* EXERCISE GOAL: Filter the entries that follow, copying every line in which the word "Şehirlerin" appears.

☆ ☆ ☆ ☆ ☆ ☆ ☆

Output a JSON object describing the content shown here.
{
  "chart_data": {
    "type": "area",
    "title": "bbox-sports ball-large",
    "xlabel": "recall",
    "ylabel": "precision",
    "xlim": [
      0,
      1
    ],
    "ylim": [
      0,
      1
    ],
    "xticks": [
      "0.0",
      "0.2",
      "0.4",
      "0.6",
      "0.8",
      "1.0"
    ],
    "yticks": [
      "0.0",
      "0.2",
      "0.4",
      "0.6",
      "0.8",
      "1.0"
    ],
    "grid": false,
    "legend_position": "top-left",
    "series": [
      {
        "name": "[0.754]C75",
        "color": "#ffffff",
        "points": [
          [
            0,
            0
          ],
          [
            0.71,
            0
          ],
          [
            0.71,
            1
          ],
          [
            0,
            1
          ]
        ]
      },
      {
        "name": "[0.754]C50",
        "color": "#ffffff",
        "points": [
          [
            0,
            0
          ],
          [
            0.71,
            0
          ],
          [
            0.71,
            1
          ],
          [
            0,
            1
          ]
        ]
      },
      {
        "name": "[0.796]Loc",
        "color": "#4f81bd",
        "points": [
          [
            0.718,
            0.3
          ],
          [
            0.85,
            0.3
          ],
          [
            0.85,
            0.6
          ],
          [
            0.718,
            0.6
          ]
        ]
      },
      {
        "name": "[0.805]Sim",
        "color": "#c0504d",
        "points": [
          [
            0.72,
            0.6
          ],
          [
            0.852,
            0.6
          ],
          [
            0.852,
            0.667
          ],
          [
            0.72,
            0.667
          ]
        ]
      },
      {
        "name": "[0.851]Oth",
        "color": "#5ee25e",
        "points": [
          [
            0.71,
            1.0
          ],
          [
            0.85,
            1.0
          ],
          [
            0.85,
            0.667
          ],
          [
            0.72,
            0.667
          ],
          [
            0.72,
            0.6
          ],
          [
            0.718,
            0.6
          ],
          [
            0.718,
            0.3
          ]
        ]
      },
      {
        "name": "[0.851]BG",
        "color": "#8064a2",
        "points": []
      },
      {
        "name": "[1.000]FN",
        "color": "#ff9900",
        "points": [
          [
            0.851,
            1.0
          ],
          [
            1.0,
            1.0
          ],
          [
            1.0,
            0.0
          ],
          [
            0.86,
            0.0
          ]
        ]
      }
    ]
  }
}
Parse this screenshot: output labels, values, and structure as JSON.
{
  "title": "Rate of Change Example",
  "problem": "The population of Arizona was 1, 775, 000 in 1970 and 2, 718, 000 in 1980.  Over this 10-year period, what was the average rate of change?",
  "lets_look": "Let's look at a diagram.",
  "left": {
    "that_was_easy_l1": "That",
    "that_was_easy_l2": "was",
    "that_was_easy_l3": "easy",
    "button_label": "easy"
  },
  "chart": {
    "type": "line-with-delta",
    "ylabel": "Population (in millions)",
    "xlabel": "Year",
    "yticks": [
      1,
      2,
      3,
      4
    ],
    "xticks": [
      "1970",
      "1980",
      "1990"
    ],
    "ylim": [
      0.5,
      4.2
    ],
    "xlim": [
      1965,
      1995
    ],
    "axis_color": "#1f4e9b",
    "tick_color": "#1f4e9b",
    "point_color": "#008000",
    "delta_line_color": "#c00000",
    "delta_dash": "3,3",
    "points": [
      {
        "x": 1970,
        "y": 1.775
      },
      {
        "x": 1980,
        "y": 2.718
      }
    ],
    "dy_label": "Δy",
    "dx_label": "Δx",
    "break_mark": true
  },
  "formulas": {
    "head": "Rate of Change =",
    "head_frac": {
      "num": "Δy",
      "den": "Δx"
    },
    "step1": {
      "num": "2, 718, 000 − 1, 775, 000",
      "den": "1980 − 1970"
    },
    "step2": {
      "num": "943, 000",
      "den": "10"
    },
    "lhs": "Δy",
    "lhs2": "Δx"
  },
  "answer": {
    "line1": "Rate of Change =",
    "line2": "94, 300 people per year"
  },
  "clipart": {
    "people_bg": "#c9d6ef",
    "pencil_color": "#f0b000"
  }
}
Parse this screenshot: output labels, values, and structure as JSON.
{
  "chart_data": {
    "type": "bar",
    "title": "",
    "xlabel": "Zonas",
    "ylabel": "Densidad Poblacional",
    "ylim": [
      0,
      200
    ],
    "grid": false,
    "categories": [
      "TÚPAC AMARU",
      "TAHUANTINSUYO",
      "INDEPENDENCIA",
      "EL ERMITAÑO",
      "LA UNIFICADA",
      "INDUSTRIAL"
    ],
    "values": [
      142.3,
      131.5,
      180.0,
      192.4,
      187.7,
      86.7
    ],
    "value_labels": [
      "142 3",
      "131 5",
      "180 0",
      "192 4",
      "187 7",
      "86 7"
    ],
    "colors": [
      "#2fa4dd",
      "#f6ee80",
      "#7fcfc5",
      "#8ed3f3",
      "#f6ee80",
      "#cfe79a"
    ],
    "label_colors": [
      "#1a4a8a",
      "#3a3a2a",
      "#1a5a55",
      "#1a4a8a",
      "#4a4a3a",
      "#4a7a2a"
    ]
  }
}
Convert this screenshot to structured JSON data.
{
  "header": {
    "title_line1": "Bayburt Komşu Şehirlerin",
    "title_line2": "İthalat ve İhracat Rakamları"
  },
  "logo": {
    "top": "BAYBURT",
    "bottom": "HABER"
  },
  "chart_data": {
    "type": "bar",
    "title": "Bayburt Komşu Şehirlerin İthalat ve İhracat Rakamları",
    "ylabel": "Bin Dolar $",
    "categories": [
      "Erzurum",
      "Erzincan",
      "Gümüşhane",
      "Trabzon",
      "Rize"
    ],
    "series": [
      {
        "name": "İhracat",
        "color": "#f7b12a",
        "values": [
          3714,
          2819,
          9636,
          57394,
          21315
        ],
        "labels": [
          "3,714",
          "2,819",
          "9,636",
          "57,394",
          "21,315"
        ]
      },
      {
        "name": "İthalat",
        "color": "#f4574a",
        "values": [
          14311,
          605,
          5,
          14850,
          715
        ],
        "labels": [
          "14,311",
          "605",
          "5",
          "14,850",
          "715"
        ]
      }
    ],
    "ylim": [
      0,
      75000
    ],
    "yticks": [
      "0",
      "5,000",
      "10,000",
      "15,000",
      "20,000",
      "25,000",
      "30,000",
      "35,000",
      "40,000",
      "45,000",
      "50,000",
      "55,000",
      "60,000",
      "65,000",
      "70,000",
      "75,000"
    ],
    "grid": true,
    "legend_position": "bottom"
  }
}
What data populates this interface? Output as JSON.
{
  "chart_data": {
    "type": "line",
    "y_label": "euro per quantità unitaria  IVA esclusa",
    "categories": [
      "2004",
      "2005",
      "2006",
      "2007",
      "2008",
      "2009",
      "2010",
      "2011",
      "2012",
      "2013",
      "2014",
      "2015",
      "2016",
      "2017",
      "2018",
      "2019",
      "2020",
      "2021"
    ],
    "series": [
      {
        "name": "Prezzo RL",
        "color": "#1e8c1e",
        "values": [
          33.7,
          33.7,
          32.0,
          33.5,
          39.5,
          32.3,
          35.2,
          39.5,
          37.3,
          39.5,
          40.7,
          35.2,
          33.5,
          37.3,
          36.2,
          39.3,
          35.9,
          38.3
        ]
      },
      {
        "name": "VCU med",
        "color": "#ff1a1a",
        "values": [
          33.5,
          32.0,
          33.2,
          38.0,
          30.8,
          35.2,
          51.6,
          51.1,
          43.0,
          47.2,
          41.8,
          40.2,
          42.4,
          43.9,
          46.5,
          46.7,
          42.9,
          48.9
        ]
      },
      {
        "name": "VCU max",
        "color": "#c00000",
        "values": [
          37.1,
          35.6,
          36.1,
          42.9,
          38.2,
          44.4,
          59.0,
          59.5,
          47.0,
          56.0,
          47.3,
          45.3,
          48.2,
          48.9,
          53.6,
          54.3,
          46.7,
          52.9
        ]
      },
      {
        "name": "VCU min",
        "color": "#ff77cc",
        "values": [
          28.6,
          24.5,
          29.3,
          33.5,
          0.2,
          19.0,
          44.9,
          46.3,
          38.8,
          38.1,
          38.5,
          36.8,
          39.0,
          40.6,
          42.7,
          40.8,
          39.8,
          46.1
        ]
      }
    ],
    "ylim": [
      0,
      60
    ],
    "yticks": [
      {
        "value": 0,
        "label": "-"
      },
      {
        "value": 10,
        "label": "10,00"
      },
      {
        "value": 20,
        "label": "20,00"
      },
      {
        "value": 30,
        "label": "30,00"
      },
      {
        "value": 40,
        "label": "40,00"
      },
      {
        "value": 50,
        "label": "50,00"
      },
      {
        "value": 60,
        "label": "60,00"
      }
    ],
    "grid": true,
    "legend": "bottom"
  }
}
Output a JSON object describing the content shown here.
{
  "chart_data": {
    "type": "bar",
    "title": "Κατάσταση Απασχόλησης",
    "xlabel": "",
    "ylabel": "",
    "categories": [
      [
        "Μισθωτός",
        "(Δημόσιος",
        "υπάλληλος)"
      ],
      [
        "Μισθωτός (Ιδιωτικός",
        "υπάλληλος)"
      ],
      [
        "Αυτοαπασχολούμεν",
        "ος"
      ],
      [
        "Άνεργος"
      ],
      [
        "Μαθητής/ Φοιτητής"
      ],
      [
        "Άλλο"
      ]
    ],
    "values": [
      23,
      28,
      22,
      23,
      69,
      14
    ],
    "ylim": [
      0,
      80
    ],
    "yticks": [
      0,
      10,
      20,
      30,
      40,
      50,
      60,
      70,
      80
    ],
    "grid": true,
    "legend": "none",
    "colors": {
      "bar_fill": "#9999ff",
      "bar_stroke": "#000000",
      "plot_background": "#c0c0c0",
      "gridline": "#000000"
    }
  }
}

☆ ☆ ☆ ☆ ☆ ☆ ☆

* CORRECT ANSWER:
    "title_line1": "Bayburt Komşu Şehirlerin",
    "title": "Bayburt Komşu Şehirlerin İthalat ve İhracat Rakamları",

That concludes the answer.